▶ TASK DETAILS: Review the lines that follow and copy each one that contains the word "támadható".

▶ DATASET CONTENT:
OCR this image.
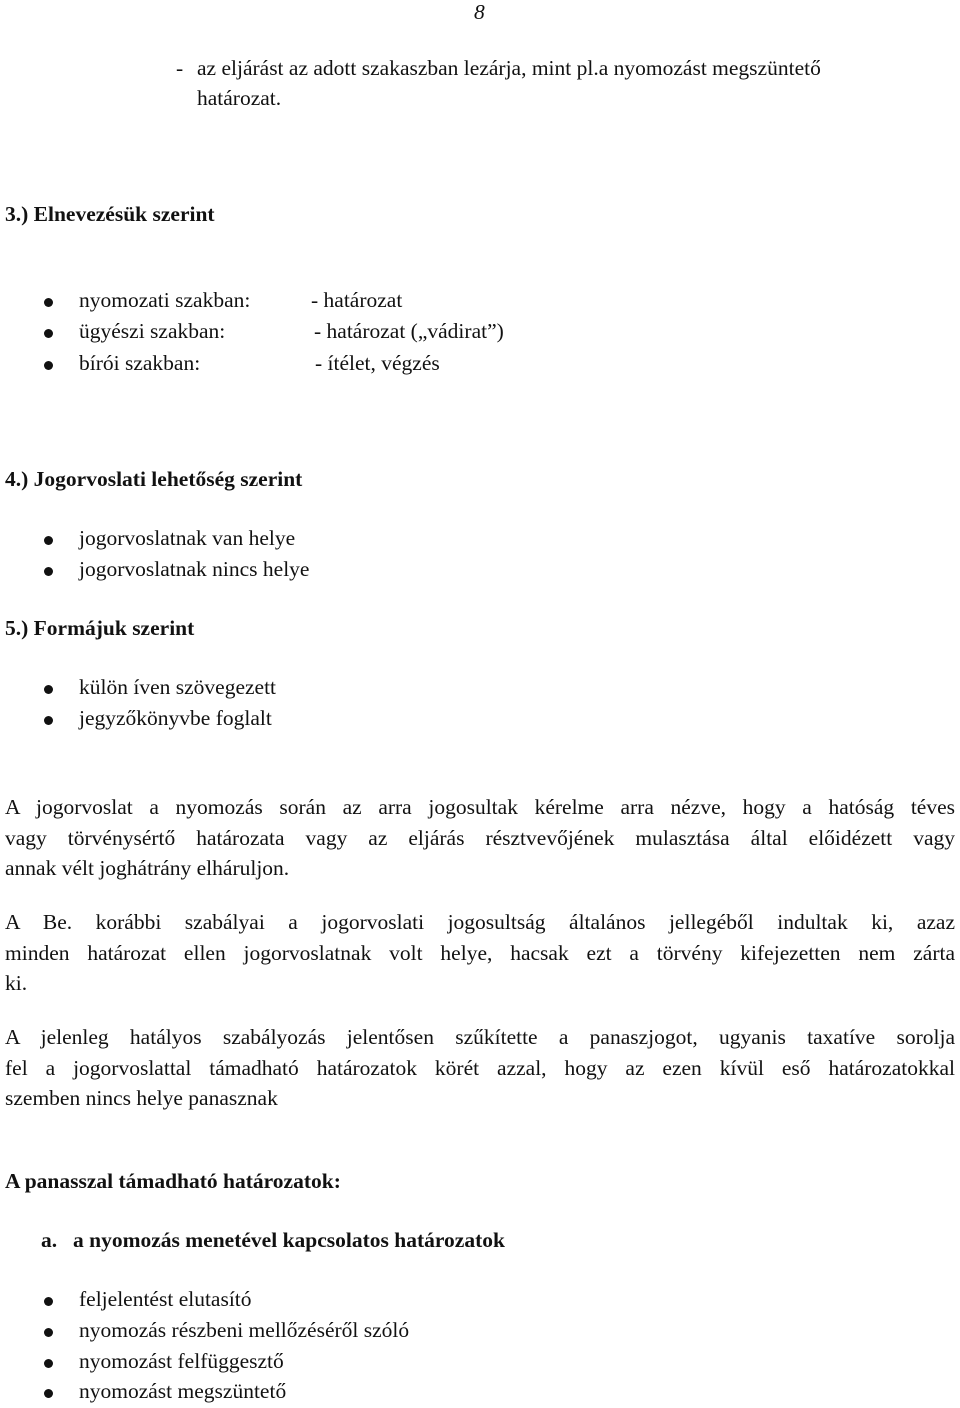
8
- az eljárást az adott szakaszban lezárja, mint pl.a nyomozást megszüntető
határozat.
3.) Elnevezésük szerint
nyomozati szakban:	- határozat
ügyészi szakban:	- határozat („vádirat”)
bírói szakban:	- ítélet, végzés
4.) Jogorvoslati lehetőség szerint
jogorvoslatnak van helye
jogorvoslatnak nincs helye
5.) Formájuk szerint
külön íven szövegezett
jegyzőkönyvbe foglalt
A jogorvoslat a nyomozás során az arra jogosultak kérelme arra nézve, hogy a hatóság téves
vagy törvénysértő határozata vagy az eljárás résztvevőjének mulasztása által előidézett vagy
annak vélt joghátrány elháruljon.
A Be. korábbi szabályai a jogorvoslati jogosultság általános jellegéből indultak ki, azaz
minden határozat ellen jogorvoslatnak volt helye, hacsak ezt a törvény kifejezetten nem zárta
ki.
A jelenleg hatályos szabályozás jelentősen szűkítette a panaszjogot, ugyanis taxatíve sorolja
fel a jogorvoslattal támadható határozatok körét azzal, hogy az ezen kívül eső határozatokkal
szemben nincs helye panasznak
A panasszal támadható határozatok:
a. a nyomozás menetével kapcsolatos határozatok
feljelentést elutasító
nyomozás részbeni mellőzéséről szóló
nyomozást felfüggesztő
nyomozást megszüntető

▶ SOLUTION FOR THIS PROBLEM:
fel a jogorvoslattal támadható határozatok körét azzal, hogy az ezen kívül eső határozatokkal
A panasszal támadható határozatok:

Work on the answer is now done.